§ WHAT IS REQUIRED
Check each line of the data below for the word "this", then extract the ones that have it.

Excerpt from a dataset:

---+---

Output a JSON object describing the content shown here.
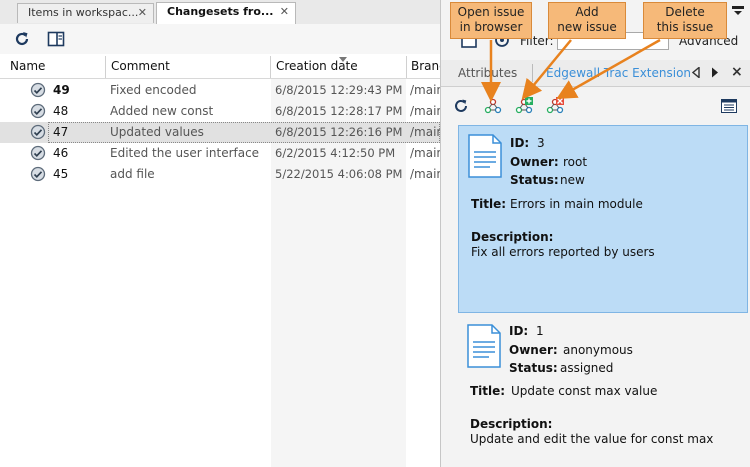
{
  "tabs": [
    {
      "label": "Items in workspac...",
      "active": false
    },
    {
      "label": "Changesets fro...",
      "active": true
    }
  ],
  "toolbar": {
    "refresh_icon": "refresh-icon",
    "panel_icon": "panel-toggle-icon"
  },
  "table": {
    "columns": [
      "Name",
      "Comment",
      "Creation date",
      "Branc"
    ],
    "rows": [
      {
        "num": "49",
        "comment": "Fixed encoded",
        "date": "6/8/2015 12:29:43 PM",
        "branch": "/main"
      },
      {
        "num": "48",
        "comment": "Added new const",
        "date": "6/8/2015 12:28:17 PM",
        "branch": "/main"
      },
      {
        "num": "47",
        "comment": "Updated values",
        "date": "6/8/2015 12:26:16 PM",
        "branch": "/main"
      },
      {
        "num": "46",
        "comment": "Edited the user interface",
        "date": "6/2/2015 4:12:50 PM",
        "branch": "/main"
      },
      {
        "num": "45",
        "comment": "add file",
        "date": "5/22/2015 4:06:08 PM",
        "branch": "/main"
      }
    ]
  },
  "panel": {
    "filter_label": "Filter:",
    "advanced_label": "Advanced",
    "subtabs": [
      "Attributes",
      "Edgewall Trac Extension"
    ],
    "close_glyph": "×"
  },
  "issues": [
    {
      "id_label": "ID:",
      "id": "3",
      "owner_label": "Owner:",
      "owner": "root",
      "status_label": "Status:",
      "status": "new",
      "title_label": "Title:",
      "title": "Errors in main module",
      "desc_label": "Description:",
      "desc": "Fix all errors reported by users"
    },
    {
      "id_label": "ID:",
      "id": "1",
      "owner_label": "Owner:",
      "owner": "anonymous",
      "status_label": "Status:",
      "status": "assigned",
      "title_label": "Title:",
      "title": "Update const max value",
      "desc_label": "Description:",
      "desc": "Update and edit the value for const max"
    }
  ],
  "callouts": {
    "open": [
      "Open issue",
      "in browser"
    ],
    "add": [
      "Add",
      "new issue"
    ],
    "delete": [
      "Delete",
      "this issue"
    ]
  },
  "colors": {
    "accent": "#3b8fd8",
    "callout": "#f6b979",
    "selected_card": "#bcdcf6"
  }
}
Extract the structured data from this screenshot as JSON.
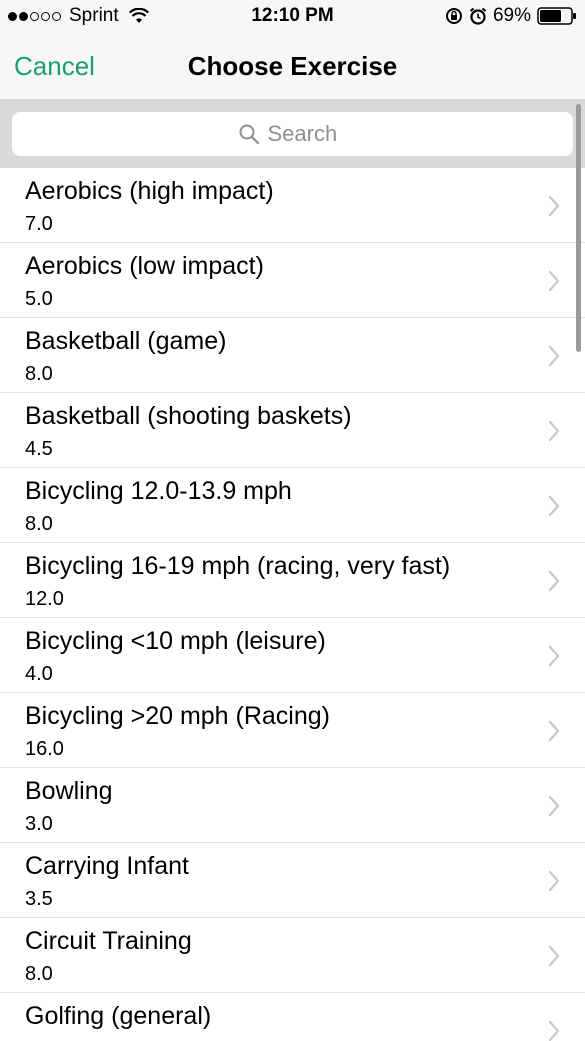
{
  "status_bar": {
    "carrier": "Sprint",
    "time": "12:10 PM",
    "battery": "69%",
    "signal_bars_full": 2,
    "signal_bars_total": 5,
    "icons": [
      "wifi-icon",
      "rotation-lock-icon",
      "alarm-icon",
      "battery-icon"
    ]
  },
  "nav": {
    "cancel_label": "Cancel",
    "title": "Choose Exercise",
    "accent_color": "#1a9f6e"
  },
  "search": {
    "placeholder": "Search"
  },
  "exercises": [
    {
      "name": "Aerobics (high impact)",
      "value": "7.0"
    },
    {
      "name": "Aerobics (low impact)",
      "value": "5.0"
    },
    {
      "name": "Basketball (game)",
      "value": "8.0"
    },
    {
      "name": "Basketball (shooting baskets)",
      "value": "4.5"
    },
    {
      "name": "Bicycling 12.0-13.9 mph",
      "value": "8.0"
    },
    {
      "name": "Bicycling 16-19 mph (racing, very fast)",
      "value": "12.0"
    },
    {
      "name": "Bicycling <10 mph (leisure)",
      "value": "4.0"
    },
    {
      "name": "Bicycling >20 mph (Racing)",
      "value": "16.0"
    },
    {
      "name": "Bowling",
      "value": "3.0"
    },
    {
      "name": "Carrying Infant",
      "value": "3.5"
    },
    {
      "name": "Circuit Training",
      "value": "8.0"
    },
    {
      "name": "Golfing (general)",
      "value": ""
    }
  ]
}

---+---

§ THE REPLY
      "this issue"
Extract the structured data from this screenshot as JSON.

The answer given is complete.